* WRITTEN INSTRUCTION:
State how many lines contain "JSON", and write nothing except that count.

==== WORKING DATA

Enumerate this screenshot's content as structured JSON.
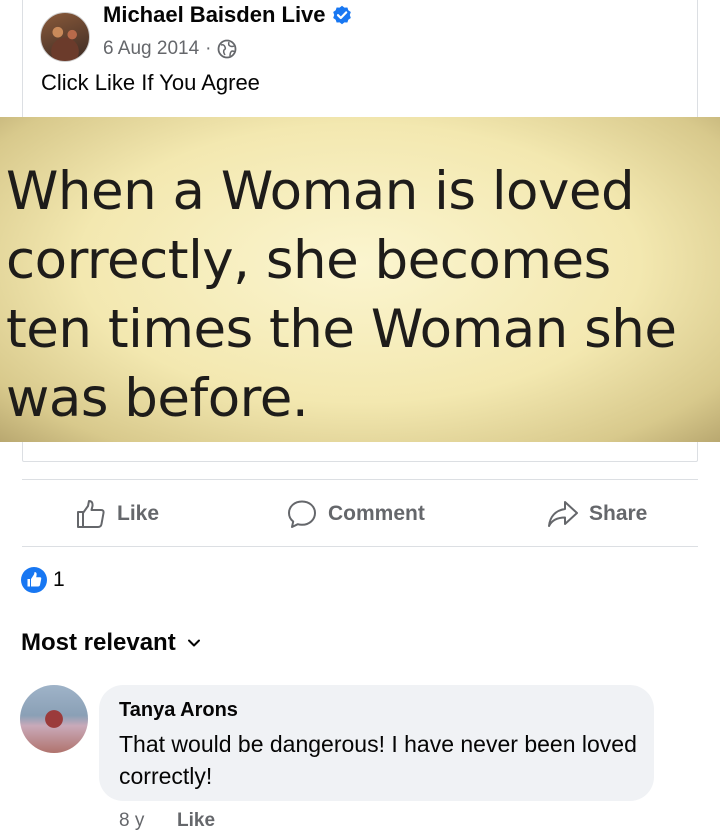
{
  "post": {
    "author": "Michael Baisden Live",
    "date": "6 Aug 2014",
    "separator": "·",
    "caption": "Click Like If You Agree",
    "image_text": "When a Woman is loved\ncorrectly, she becomes\nten times the Woman she\nwas before."
  },
  "actions": {
    "like": "Like",
    "comment": "Comment",
    "share": "Share"
  },
  "reactions": {
    "count": "1"
  },
  "comments_section": {
    "sort_label": "Most relevant",
    "comments": [
      {
        "author": "Tanya Arons",
        "text": "That would be dangerous!  I have never been loved correctly!",
        "time": "8 y",
        "like_label": "Like"
      }
    ]
  },
  "colors": {
    "accent": "#1877f2",
    "secondary_text": "#65676b",
    "bubble": "#f0f2f5"
  },
  "icons": [
    "verified-badge-icon",
    "globe-icon",
    "thumbs-up-icon",
    "comment-icon",
    "share-icon",
    "like-reaction-icon",
    "chevron-down-icon"
  ]
}
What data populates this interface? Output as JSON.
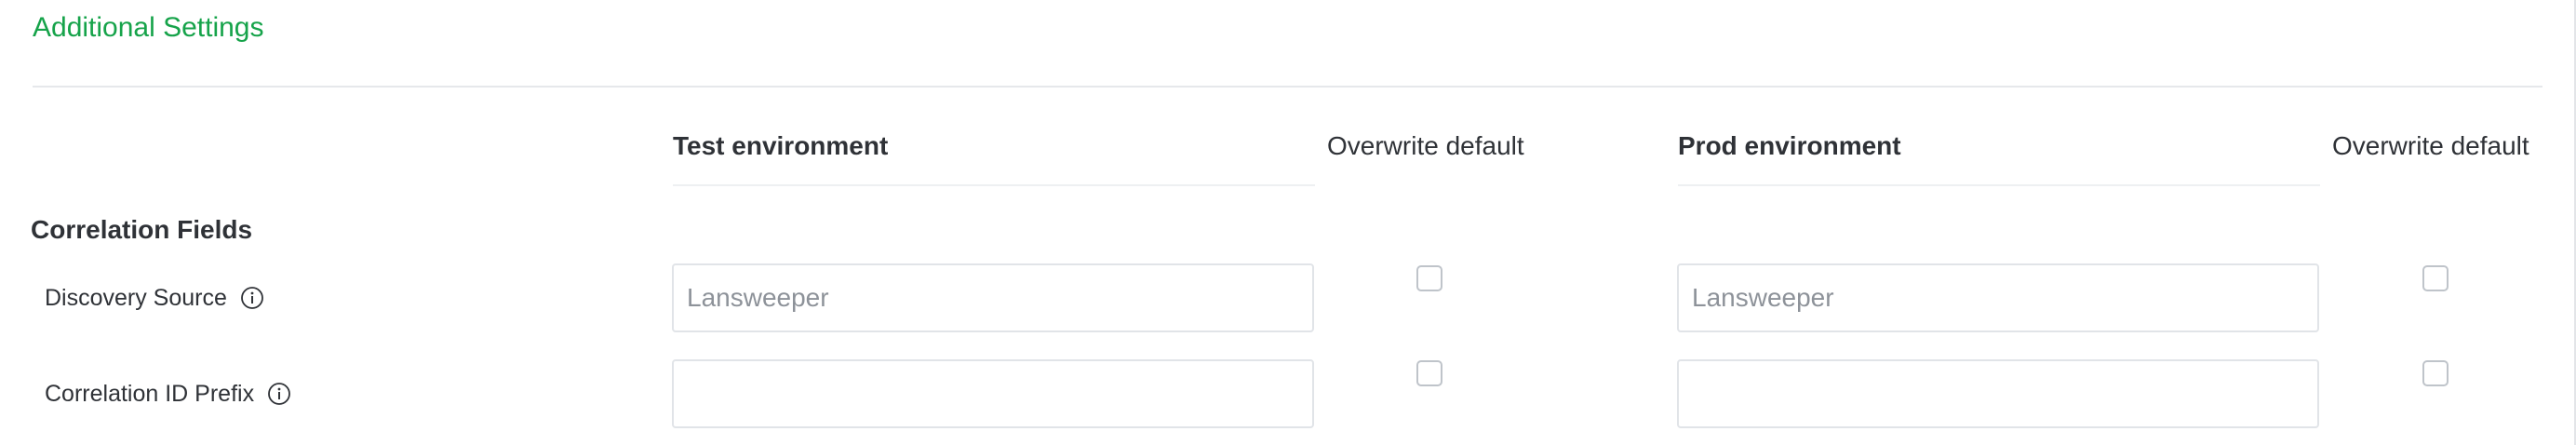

========

* ANSWER:
2